Instruction: Gather up every line from the entries below that uses the word "this".

========================================================================

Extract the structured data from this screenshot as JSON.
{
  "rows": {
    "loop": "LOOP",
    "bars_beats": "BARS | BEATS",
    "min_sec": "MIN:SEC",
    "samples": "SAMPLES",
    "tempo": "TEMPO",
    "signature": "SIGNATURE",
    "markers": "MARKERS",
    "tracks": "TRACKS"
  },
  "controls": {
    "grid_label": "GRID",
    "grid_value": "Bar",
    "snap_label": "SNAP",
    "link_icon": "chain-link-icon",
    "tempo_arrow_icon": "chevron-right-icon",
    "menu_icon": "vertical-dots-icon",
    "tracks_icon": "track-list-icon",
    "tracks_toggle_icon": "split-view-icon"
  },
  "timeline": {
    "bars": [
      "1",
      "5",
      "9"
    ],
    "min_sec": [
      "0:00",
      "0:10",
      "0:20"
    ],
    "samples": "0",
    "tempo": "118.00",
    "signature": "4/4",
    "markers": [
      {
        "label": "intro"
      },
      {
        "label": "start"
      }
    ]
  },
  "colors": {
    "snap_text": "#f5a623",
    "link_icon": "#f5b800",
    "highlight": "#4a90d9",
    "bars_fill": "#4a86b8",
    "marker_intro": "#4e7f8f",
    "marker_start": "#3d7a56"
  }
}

========================================================================

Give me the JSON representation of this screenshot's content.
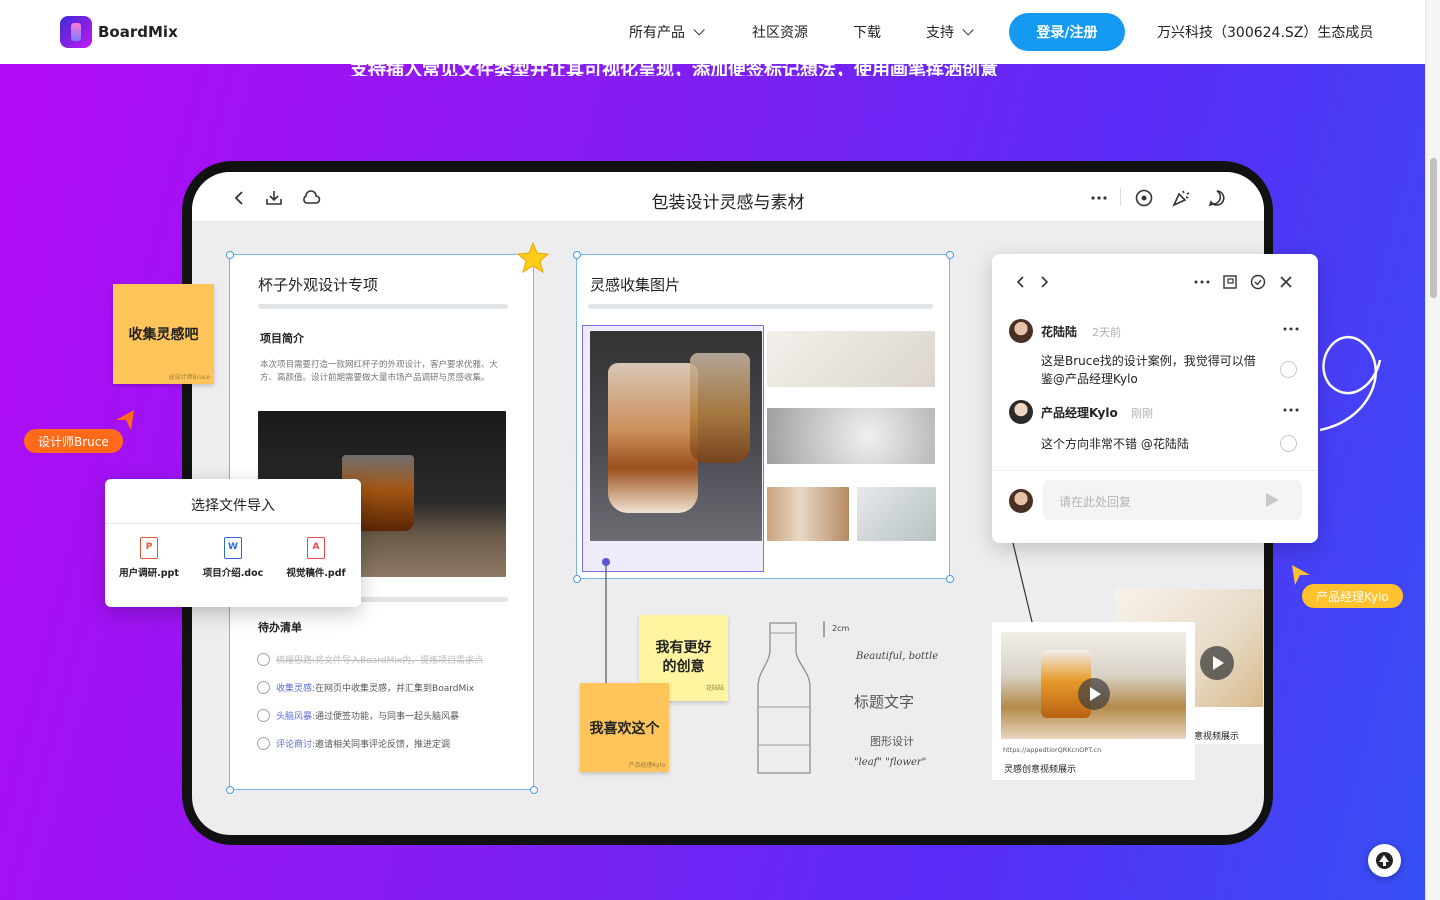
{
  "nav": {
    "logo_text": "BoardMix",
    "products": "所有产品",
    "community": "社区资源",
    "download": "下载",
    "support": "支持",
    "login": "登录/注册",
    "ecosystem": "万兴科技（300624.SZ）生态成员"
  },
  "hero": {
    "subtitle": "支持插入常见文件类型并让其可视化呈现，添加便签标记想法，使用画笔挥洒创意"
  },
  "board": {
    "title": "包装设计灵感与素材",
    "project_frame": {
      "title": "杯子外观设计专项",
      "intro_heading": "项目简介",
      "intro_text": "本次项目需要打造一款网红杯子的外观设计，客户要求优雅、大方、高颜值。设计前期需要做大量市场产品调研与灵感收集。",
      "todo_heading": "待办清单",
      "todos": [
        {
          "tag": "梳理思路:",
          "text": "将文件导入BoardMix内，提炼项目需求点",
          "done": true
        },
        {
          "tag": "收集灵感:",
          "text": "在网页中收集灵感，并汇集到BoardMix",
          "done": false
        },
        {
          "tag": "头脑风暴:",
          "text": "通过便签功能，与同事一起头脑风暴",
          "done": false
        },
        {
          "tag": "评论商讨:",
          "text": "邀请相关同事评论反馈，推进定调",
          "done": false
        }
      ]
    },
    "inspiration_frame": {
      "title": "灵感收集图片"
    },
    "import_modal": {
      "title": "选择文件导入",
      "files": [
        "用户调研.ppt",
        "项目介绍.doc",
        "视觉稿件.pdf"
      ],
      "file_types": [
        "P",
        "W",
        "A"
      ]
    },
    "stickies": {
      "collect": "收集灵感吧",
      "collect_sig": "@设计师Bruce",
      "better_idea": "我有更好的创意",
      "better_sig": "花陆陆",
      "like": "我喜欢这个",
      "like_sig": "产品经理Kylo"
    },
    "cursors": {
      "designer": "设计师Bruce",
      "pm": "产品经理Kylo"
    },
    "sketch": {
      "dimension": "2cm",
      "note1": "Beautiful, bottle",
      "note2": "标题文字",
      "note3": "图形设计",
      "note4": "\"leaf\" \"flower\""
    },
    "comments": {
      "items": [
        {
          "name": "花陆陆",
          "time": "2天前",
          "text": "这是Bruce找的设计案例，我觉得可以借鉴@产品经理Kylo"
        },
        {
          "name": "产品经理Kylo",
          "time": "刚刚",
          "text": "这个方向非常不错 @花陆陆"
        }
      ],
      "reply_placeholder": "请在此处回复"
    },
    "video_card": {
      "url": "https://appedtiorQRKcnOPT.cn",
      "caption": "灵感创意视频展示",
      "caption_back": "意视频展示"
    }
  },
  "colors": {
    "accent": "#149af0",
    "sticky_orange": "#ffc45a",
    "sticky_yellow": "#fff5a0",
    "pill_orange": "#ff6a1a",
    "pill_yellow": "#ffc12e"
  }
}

========================================================================

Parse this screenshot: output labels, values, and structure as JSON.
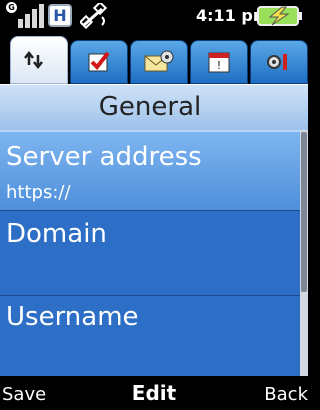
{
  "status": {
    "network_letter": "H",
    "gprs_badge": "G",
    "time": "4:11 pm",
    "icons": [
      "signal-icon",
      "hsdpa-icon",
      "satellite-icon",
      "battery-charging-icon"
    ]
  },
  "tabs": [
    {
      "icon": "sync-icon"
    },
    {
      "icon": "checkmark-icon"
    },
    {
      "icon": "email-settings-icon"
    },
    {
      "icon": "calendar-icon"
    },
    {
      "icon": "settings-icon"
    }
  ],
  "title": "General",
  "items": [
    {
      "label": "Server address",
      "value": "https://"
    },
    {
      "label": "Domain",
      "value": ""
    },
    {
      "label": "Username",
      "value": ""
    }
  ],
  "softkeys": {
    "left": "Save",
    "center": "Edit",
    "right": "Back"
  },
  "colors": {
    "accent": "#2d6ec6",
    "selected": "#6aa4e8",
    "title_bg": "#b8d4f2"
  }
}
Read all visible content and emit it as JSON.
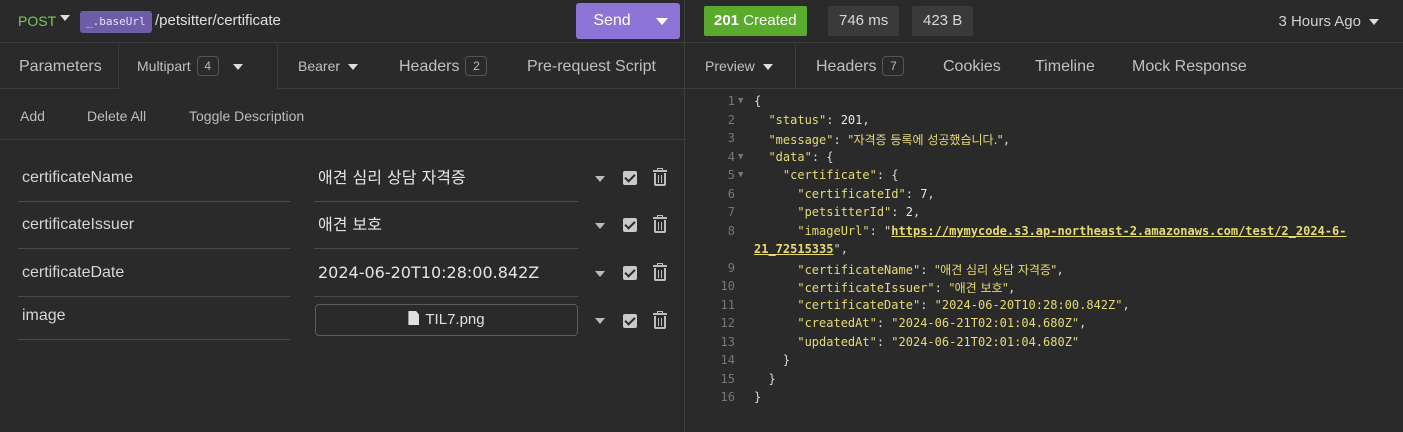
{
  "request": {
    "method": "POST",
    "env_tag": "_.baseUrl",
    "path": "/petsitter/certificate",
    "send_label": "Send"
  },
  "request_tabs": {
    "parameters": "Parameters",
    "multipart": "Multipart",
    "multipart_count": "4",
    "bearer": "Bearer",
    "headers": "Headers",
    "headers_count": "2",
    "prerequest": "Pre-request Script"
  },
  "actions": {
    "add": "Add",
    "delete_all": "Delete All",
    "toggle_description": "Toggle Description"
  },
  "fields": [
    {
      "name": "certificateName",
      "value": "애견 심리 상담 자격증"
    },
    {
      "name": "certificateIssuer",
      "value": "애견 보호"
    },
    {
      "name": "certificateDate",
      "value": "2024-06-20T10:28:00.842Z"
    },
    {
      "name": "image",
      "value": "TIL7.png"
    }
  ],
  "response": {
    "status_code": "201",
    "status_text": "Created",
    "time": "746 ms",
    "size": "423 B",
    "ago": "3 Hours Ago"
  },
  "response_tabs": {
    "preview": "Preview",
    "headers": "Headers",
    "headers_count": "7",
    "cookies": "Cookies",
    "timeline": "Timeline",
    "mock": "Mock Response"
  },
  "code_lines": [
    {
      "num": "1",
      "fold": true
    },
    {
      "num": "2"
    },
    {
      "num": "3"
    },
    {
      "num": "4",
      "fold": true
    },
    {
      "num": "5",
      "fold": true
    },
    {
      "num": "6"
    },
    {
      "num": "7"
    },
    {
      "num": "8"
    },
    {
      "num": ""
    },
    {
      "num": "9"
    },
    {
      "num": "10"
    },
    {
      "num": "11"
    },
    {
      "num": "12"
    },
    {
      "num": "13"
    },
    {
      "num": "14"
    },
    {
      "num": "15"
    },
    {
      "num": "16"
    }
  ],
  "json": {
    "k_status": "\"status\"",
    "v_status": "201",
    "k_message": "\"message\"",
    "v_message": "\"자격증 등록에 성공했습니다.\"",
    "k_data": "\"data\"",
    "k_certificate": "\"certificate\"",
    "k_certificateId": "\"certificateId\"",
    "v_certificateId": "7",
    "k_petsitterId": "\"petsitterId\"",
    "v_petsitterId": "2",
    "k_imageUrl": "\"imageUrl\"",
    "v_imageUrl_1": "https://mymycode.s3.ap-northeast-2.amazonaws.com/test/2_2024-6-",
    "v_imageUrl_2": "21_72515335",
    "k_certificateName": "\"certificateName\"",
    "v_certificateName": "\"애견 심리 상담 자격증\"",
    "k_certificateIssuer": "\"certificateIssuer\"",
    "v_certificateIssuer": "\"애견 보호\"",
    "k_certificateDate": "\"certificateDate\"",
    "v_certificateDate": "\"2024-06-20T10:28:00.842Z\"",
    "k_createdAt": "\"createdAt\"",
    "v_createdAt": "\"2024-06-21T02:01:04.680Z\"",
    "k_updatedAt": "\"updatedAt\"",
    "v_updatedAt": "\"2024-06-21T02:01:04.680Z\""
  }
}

========================================================================

Correct output:
Extract the structured data from this screenshot as JSON.
Give me the JSON representation of this screenshot's content.
Parse this screenshot: output labels, values, and structure as JSON.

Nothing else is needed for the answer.